→ What is asked
Identify every line containing the word "Dewpoint" and reproduce each one.

→ The records
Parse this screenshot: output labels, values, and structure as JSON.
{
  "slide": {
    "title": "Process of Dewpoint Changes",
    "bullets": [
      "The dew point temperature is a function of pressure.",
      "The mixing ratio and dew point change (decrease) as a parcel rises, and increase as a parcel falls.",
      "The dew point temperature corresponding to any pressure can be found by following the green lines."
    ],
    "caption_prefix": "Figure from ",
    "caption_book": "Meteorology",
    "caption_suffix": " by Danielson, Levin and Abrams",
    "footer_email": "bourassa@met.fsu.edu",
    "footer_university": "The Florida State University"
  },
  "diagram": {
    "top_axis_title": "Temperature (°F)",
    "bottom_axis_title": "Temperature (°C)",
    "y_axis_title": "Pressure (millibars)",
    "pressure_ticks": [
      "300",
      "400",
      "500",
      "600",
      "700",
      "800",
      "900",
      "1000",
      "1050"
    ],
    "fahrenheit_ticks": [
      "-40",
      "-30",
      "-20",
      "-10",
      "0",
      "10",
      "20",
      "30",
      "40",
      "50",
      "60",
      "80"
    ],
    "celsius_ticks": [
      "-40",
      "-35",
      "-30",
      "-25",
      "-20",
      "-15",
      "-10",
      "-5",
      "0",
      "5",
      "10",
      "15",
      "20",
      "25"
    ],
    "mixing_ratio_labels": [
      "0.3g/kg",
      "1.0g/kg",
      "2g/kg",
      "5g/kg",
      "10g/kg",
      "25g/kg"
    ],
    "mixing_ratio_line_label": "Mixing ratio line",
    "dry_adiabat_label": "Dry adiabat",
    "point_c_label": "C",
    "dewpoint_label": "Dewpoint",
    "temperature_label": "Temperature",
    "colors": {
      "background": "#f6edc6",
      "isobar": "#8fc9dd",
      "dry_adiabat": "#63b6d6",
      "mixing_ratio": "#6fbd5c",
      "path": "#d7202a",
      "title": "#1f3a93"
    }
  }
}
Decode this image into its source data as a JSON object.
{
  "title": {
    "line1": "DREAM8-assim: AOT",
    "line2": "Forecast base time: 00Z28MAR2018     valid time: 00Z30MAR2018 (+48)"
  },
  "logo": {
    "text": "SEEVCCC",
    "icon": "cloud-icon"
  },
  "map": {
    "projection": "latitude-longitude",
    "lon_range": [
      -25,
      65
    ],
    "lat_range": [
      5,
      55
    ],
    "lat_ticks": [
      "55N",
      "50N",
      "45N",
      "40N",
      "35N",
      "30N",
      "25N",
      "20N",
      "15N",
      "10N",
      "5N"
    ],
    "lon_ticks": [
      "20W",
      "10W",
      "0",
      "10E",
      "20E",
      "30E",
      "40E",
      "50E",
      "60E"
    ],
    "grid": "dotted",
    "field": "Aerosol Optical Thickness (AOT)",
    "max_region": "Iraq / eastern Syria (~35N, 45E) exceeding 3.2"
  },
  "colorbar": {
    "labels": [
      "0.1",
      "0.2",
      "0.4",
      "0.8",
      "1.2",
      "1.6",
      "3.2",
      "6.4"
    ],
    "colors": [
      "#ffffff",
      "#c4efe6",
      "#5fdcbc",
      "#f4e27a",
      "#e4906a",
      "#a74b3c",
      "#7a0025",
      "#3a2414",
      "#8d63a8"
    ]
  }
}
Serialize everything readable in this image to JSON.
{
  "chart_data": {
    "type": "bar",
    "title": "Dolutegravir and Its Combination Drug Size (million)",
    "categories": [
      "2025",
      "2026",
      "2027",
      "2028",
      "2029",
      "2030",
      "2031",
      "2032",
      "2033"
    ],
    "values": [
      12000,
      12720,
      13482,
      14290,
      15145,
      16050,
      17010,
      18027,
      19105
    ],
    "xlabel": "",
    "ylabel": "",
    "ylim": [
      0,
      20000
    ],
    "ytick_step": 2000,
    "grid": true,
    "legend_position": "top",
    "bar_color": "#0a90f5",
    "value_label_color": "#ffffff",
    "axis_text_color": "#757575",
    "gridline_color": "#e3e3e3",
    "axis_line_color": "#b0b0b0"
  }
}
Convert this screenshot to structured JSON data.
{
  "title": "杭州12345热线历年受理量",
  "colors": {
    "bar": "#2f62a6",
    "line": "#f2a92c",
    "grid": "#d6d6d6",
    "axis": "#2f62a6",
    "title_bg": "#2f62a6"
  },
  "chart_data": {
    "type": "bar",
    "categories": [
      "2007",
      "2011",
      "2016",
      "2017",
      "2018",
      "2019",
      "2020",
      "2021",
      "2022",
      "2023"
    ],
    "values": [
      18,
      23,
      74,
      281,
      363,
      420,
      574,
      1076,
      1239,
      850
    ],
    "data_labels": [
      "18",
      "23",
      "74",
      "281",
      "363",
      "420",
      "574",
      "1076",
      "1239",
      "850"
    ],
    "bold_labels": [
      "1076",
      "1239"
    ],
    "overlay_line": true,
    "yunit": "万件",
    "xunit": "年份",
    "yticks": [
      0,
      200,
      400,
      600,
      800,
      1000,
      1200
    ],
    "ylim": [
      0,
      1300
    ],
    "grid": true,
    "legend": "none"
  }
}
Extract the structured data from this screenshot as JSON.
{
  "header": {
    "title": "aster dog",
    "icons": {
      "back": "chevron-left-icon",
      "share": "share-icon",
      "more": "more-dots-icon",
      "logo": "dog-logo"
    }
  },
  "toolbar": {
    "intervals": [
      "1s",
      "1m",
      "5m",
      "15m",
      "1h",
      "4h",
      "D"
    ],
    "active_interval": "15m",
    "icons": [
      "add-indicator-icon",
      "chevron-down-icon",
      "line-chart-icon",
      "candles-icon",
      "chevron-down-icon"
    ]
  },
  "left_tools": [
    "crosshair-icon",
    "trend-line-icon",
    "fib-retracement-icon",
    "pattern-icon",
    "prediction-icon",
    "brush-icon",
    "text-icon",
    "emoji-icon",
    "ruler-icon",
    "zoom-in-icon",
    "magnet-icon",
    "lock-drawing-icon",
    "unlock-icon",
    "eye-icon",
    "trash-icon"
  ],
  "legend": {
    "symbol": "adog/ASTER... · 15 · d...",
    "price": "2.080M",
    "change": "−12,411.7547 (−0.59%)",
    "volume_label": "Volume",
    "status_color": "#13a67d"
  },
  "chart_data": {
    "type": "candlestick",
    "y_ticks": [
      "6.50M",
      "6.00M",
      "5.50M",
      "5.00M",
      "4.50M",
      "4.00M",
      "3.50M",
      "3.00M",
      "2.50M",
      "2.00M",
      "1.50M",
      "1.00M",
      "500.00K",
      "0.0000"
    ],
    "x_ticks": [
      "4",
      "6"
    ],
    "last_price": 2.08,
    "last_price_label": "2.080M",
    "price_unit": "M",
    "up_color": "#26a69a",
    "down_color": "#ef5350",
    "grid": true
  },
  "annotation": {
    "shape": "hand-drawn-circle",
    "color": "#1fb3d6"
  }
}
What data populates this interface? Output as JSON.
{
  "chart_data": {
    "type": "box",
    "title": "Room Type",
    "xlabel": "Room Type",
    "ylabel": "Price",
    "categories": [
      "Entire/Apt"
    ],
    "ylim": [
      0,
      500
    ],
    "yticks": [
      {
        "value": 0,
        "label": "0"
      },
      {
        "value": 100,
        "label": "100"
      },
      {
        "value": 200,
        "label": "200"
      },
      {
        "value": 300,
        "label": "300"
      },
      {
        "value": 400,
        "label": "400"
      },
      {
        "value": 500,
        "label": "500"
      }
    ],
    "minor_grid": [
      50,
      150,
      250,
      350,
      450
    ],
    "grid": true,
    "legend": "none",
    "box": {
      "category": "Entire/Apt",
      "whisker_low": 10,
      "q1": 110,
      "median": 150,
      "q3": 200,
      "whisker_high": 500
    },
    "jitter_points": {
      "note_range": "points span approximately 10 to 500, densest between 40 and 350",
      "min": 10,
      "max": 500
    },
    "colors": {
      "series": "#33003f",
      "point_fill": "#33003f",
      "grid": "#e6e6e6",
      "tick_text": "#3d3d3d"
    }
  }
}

→ Answer to this problem
    "title": "Process of Dewpoint Changes",
    "dewpoint_label": "Dewpoint",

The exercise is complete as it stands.